** Begin Provided information **

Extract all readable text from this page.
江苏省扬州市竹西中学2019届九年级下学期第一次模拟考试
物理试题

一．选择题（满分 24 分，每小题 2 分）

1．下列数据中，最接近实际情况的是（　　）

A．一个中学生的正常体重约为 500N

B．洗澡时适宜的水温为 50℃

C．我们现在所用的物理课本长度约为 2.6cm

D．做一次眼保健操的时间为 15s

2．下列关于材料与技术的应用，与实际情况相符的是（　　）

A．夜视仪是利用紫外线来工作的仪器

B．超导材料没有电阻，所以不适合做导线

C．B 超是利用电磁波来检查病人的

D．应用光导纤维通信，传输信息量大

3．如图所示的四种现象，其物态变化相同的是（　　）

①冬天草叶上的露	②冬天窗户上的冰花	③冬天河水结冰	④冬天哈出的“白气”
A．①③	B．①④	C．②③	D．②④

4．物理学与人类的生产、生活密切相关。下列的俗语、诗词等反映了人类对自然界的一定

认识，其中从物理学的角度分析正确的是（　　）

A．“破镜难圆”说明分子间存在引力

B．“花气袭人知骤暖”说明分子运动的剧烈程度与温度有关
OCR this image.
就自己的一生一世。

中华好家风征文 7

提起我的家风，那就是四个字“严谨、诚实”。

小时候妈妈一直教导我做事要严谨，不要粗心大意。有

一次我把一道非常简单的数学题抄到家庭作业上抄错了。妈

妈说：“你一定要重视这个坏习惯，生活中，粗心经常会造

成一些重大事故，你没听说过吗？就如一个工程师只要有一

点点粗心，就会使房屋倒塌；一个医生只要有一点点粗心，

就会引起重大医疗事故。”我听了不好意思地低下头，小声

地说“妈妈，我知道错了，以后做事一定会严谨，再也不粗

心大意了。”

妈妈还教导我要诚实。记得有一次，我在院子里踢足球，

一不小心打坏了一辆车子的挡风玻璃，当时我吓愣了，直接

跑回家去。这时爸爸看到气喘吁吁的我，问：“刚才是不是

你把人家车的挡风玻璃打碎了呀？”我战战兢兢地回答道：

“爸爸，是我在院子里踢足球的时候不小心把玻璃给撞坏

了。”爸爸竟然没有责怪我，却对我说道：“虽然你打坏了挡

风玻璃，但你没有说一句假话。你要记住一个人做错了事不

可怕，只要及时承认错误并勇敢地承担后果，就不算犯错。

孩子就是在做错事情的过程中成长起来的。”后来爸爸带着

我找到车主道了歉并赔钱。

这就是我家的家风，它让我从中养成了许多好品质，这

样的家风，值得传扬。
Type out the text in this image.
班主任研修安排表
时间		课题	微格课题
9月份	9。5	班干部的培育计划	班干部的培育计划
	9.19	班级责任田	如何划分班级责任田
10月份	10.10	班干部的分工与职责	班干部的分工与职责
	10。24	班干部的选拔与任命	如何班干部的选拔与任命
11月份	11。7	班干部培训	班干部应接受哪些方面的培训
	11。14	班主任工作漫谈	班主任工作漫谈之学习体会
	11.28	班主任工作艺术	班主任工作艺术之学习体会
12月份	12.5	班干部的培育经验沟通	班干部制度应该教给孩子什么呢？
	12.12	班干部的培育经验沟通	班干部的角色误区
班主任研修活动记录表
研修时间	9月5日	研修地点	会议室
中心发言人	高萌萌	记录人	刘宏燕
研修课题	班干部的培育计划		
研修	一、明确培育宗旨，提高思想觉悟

** End Provided information **

Report only how many lines of the listing hold the word "this".

3